[begin DATA]
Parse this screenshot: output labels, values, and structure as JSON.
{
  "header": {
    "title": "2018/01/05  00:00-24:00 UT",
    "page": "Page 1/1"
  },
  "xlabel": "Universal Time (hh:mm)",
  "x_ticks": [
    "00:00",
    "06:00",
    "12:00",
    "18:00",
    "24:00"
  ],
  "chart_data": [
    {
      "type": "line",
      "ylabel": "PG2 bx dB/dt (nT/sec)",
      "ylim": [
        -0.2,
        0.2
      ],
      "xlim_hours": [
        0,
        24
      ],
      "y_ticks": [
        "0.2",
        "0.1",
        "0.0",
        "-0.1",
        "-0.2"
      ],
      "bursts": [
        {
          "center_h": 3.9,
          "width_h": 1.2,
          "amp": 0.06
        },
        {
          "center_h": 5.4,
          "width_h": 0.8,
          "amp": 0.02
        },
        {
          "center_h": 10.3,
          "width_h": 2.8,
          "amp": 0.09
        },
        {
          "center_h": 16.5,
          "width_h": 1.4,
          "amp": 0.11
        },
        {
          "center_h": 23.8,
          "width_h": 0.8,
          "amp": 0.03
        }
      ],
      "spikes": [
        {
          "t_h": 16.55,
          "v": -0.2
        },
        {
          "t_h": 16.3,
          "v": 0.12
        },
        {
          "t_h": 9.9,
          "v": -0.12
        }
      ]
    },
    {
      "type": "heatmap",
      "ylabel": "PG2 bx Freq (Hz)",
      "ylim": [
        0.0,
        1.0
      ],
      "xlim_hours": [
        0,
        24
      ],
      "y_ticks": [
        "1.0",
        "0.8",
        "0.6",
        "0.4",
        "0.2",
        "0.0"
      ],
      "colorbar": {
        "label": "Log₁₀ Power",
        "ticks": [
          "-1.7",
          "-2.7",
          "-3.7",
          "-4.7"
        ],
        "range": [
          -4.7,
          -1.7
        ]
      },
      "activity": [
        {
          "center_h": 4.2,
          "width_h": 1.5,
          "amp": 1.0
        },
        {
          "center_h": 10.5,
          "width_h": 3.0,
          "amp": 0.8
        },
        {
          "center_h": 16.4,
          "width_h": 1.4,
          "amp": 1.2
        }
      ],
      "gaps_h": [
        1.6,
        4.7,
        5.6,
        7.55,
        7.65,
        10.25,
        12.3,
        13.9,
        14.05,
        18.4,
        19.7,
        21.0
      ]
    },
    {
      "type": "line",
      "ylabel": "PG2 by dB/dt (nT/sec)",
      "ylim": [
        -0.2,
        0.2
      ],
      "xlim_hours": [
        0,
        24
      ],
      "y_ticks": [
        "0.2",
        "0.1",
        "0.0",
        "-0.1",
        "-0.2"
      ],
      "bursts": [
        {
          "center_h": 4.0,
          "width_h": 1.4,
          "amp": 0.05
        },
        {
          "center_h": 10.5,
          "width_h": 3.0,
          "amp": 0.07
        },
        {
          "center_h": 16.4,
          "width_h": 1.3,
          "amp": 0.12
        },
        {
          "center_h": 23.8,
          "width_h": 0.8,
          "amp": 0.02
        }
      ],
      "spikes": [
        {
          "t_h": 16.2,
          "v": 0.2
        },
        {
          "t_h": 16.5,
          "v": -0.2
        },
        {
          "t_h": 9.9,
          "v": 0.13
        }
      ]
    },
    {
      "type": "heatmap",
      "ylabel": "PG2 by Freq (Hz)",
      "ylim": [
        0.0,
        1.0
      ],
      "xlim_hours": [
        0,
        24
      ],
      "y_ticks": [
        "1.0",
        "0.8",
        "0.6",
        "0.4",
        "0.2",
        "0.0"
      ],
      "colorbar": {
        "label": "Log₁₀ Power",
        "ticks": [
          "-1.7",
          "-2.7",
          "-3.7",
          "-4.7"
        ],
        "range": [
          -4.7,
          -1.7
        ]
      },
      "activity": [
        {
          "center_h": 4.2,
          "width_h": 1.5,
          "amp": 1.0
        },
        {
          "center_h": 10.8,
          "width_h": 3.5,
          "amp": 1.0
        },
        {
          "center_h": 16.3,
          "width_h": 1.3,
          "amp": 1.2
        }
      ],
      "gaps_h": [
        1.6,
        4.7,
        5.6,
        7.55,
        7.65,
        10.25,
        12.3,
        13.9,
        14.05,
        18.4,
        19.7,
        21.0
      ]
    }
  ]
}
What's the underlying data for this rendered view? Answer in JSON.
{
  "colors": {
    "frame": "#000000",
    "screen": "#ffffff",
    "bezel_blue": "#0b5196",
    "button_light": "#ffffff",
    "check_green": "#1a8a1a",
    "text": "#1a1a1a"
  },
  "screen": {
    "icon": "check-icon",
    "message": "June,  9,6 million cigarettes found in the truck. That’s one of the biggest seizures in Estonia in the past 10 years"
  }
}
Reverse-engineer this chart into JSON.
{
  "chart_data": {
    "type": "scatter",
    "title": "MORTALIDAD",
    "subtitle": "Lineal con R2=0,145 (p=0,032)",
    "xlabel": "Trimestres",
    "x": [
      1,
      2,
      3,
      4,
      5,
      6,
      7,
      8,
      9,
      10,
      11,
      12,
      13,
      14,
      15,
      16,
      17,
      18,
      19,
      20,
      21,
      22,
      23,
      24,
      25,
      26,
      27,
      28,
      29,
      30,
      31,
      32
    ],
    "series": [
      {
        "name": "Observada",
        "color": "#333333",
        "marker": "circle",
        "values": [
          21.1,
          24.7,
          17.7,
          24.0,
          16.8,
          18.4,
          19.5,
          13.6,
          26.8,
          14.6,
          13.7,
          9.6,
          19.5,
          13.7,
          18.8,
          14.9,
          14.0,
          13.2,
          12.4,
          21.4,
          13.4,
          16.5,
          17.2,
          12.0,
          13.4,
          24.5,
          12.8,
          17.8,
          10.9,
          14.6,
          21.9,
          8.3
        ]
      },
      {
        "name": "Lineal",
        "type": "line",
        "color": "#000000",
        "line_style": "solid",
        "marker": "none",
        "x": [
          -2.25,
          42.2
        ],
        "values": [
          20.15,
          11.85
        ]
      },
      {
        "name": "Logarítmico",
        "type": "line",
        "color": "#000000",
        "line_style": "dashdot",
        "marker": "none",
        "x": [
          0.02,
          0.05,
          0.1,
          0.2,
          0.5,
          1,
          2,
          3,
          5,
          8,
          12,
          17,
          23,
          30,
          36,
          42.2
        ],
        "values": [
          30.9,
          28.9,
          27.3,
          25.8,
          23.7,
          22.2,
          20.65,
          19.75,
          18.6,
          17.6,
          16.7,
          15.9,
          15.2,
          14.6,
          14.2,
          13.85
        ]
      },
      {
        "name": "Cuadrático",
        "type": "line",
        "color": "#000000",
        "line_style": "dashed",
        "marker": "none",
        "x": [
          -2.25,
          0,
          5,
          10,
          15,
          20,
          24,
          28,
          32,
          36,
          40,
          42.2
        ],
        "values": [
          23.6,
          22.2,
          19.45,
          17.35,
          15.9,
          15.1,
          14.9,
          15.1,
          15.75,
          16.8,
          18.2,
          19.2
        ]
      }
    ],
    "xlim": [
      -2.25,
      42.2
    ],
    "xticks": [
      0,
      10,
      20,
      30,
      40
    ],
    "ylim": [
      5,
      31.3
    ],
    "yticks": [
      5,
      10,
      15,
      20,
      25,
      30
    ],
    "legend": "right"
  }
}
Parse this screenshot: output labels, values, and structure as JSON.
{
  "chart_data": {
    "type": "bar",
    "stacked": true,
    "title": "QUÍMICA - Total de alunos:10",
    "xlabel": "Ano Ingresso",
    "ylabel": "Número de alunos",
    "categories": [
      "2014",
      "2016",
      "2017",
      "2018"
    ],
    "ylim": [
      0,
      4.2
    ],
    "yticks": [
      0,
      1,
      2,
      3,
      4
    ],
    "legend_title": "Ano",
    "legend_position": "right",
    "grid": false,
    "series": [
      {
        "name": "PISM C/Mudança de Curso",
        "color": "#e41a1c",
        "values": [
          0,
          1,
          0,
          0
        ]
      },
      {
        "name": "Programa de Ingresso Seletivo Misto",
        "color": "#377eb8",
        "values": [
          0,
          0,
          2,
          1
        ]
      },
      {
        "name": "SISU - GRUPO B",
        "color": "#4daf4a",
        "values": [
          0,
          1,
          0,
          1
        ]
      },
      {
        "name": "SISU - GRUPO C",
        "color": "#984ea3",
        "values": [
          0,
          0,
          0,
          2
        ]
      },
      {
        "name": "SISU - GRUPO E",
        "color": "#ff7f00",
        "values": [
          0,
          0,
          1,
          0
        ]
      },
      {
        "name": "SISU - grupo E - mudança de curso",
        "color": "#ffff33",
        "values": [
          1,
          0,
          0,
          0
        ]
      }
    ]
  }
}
[end DATA]
Using the listing above, work out how many of its lines include "right", and give only the result.

2